[GIVEN TEXT — start]
Frederic Henry
The narrator and protagonist. An American lieutenant in the Italian ambulance corps who starts the novel as a detached drifter and slowly becomes someone with something to lose. His arc is a movement toward love and then into devastating loss. He is not a hero in any traditional sense — he deserts, he survives, and he ends up alone.
Catherine Barkley
A British nurse who has already lost her fiancé before the novel begins. She is sharp, self-aware, and emotionally honest in ways Frederic is not. She becomes the emotional center of the novel. Her death at the end is not a plot twist — Hemingway signals it throughout — but it is the blow the whole book is building toward.
Rinaldi
Frederic's Italian surgeon friend and the person who introduces him to Catherine. Rinaldi is charming, cynical, and uses drinking and women to survive the war. By the time Frederic returns to the front, Rinaldi is showing signs of breakdown — his coping strategies are failing. He represents one version of what the war does to men.
The Priest
A young Abruzzese priest attached to Frederic's unit who is mocked by the other officers but respected by Frederic. He represents faith and the possibility of a life with clear values — something Frederic cannot access but clearly envies. He and Frederic have some of the novel's most honest conversations.
Count Greffi
An elderly Italian nobleman Frederic plays billiards with in Stresa. He is nearly a hundred years old, worldly, and at peace with his life. He functions as a kind of mirror for Frederic — showing what a long life without illusions looks like — and their conversation touches on love, faith, and what people value when they are close to death.
Helen Ferguson
Catherine's fellow nurse and close friend. She disapproves of Catherine's relationship with Frederic, especially once Catherine becomes pregnant. She is loyal and protective, and her worry about Catherine turns out to be justified. She represents the practical, social consequences the two lovers are ignoring.
[GIVEN TEXT — finish]
WORK TO BE COMPLETED: Transcribe the passage of the character descriptions from "Frederic Henry" up to and including "ends up alone.". The material that follows was drawn from a separate source.
[PROVIDED DATA — start]
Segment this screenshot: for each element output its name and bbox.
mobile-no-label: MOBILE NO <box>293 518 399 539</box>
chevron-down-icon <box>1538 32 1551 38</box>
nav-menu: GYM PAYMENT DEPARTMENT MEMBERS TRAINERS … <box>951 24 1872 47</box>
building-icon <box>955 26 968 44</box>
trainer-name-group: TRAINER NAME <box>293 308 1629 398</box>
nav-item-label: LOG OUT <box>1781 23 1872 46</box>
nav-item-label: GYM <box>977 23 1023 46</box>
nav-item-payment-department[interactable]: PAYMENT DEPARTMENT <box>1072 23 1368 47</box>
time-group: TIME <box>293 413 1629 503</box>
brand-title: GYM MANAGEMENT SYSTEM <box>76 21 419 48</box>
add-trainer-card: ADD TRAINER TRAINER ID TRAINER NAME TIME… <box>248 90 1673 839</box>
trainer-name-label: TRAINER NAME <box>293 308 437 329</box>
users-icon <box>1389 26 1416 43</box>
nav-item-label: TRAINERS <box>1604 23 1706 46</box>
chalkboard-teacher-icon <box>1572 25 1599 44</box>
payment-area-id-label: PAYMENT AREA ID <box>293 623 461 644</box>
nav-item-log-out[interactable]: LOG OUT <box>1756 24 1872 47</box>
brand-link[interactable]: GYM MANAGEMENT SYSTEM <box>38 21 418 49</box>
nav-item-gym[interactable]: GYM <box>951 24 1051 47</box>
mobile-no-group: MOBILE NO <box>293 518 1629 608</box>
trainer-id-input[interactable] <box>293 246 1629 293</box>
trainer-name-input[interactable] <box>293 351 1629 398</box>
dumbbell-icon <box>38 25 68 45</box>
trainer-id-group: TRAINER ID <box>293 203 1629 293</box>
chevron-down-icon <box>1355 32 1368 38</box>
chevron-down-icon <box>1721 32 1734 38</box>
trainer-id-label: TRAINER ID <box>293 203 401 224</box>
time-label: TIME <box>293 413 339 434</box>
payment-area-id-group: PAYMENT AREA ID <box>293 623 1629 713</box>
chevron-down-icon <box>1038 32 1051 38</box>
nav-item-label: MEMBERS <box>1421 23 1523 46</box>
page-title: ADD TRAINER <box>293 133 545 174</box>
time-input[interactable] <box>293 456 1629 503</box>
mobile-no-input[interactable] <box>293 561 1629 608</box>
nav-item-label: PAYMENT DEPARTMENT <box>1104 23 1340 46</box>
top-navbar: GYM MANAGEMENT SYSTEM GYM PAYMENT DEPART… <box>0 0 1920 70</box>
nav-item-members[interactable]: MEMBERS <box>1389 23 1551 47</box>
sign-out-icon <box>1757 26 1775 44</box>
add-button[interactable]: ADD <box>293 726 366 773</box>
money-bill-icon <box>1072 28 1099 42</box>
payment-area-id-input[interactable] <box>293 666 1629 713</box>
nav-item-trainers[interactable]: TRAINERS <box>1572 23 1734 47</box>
[PROVIDED DATA — finish]
REPLY TO THE TASK:
Frederic Henry
The narrator and protagonist. An American lieutenant in the Italian ambulance corps who starts the novel as a detached drifter and slowly becomes someone with something to lose. His arc is a movement toward love and then into devastating loss. He is not a hero in any traditional sense — he deserts, he survives, and he ends up alone.